### Written exercise:
Set down everything from the start of the records through the line containing "layer-type-icon: ○: [1186, 401, 1194, 416]", reproducing each line without any changes.

### Data items:
* start *

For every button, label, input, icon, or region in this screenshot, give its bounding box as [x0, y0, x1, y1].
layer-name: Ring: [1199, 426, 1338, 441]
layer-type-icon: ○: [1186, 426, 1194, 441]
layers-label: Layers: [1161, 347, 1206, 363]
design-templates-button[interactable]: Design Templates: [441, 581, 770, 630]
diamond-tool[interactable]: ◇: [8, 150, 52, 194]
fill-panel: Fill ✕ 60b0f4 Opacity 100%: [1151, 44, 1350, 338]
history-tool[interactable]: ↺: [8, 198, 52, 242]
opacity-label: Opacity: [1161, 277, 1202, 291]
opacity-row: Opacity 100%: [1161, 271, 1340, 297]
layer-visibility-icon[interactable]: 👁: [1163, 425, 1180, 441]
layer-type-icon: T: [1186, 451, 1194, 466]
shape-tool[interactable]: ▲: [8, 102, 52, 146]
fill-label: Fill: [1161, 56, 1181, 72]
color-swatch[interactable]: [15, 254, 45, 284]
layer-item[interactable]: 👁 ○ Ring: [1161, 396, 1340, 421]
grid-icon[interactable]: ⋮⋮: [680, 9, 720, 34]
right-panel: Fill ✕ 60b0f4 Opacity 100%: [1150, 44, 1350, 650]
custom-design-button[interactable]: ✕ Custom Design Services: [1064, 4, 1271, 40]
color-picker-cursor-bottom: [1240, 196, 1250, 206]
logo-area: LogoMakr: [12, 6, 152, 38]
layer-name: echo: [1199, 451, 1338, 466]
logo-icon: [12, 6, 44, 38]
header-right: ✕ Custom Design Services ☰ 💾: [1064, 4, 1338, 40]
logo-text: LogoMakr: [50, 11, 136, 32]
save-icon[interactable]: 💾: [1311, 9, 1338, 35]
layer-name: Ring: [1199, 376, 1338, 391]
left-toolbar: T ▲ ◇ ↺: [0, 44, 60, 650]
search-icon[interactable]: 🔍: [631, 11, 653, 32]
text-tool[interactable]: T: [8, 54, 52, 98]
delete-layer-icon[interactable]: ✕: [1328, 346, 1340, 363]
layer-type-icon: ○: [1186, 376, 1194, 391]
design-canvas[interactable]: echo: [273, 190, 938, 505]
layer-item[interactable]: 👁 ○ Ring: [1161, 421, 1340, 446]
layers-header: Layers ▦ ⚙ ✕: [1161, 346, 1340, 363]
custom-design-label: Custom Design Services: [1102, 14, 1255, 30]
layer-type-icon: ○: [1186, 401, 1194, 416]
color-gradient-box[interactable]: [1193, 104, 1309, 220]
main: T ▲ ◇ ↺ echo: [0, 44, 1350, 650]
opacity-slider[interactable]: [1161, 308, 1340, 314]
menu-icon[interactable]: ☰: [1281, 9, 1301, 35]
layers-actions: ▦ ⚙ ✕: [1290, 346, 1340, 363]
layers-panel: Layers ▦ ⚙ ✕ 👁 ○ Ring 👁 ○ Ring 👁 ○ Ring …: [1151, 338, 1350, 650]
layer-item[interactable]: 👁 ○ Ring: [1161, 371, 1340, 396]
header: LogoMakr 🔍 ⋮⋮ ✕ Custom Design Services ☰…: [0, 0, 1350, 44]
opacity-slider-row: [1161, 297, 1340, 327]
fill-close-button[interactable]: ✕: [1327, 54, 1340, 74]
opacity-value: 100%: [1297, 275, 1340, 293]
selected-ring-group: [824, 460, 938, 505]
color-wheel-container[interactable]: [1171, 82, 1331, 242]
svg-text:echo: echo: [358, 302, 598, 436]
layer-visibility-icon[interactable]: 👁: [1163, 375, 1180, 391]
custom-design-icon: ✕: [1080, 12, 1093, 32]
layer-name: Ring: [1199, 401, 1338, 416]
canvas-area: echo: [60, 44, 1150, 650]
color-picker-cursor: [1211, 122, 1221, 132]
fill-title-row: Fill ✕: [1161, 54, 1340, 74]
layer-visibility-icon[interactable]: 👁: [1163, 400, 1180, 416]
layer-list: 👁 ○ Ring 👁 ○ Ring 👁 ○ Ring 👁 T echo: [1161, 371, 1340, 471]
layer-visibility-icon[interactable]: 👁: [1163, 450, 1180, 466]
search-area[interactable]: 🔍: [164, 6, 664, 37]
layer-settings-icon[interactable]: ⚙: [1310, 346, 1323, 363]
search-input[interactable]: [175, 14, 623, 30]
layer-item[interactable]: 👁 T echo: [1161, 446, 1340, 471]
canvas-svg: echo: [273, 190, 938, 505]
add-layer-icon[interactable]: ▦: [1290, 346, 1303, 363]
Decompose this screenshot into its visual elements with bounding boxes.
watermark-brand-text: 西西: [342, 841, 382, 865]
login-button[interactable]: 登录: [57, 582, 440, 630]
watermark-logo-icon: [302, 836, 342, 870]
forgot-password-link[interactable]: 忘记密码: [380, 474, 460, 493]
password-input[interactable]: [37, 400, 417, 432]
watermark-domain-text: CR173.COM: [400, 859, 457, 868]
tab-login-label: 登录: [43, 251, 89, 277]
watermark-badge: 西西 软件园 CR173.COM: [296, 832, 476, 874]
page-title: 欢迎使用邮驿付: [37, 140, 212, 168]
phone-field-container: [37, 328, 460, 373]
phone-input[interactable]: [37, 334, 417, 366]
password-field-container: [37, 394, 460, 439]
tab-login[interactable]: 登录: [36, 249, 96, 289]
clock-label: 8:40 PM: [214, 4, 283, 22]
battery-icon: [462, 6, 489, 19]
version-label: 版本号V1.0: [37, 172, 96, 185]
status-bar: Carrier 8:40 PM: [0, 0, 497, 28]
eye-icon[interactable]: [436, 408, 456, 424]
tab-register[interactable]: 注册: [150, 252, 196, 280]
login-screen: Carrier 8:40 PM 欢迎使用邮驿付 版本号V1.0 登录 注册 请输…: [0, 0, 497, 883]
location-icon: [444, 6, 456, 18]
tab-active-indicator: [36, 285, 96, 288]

* end *

### Correct result:
For every button, label, input, icon, or region in this screenshot, give its bounding box as [x0, y0, x1, y1].
layer-name: Ring: [1199, 426, 1338, 441]
layer-type-icon: ○: [1186, 426, 1194, 441]
layers-label: Layers: [1161, 347, 1206, 363]
design-templates-button[interactable]: Design Templates: [441, 581, 770, 630]
diamond-tool[interactable]: ◇: [8, 150, 52, 194]
fill-panel: Fill ✕ 60b0f4 Opacity 100%: [1151, 44, 1350, 338]
history-tool[interactable]: ↺: [8, 198, 52, 242]
opacity-label: Opacity: [1161, 277, 1202, 291]
opacity-row: Opacity 100%: [1161, 271, 1340, 297]
layer-visibility-icon[interactable]: 👁: [1163, 425, 1180, 441]
layer-type-icon: T: [1186, 451, 1194, 466]
shape-tool[interactable]: ▲: [8, 102, 52, 146]
fill-label: Fill: [1161, 56, 1181, 72]
color-swatch[interactable]: [15, 254, 45, 284]
layer-item[interactable]: 👁 ○ Ring: [1161, 396, 1340, 421]
grid-icon[interactable]: ⋮⋮: [680, 9, 720, 34]
right-panel: Fill ✕ 60b0f4 Opacity 100%: [1150, 44, 1350, 650]
custom-design-button[interactable]: ✕ Custom Design Services: [1064, 4, 1271, 40]
color-picker-cursor-bottom: [1240, 196, 1250, 206]
logo-area: LogoMakr: [12, 6, 152, 38]
layer-name: echo: [1199, 451, 1338, 466]
logo-icon: [12, 6, 44, 38]
header-right: ✕ Custom Design Services ☰ 💾: [1064, 4, 1338, 40]
logo-text: LogoMakr: [50, 11, 136, 32]
save-icon[interactable]: 💾: [1311, 9, 1338, 35]
layer-name: Ring: [1199, 376, 1338, 391]
left-toolbar: T ▲ ◇ ↺: [0, 44, 60, 650]
search-icon[interactable]: 🔍: [631, 11, 653, 32]
text-tool[interactable]: T: [8, 54, 52, 98]
delete-layer-icon[interactable]: ✕: [1328, 346, 1340, 363]
layer-type-icon: ○: [1186, 376, 1194, 391]
design-canvas[interactable]: echo: [273, 190, 938, 505]
layer-item[interactable]: 👁 ○ Ring: [1161, 421, 1340, 446]
layers-header: Layers ▦ ⚙ ✕: [1161, 346, 1340, 363]
custom-design-label: Custom Design Services: [1102, 14, 1255, 30]
layer-type-icon: ○: [1186, 401, 1194, 416]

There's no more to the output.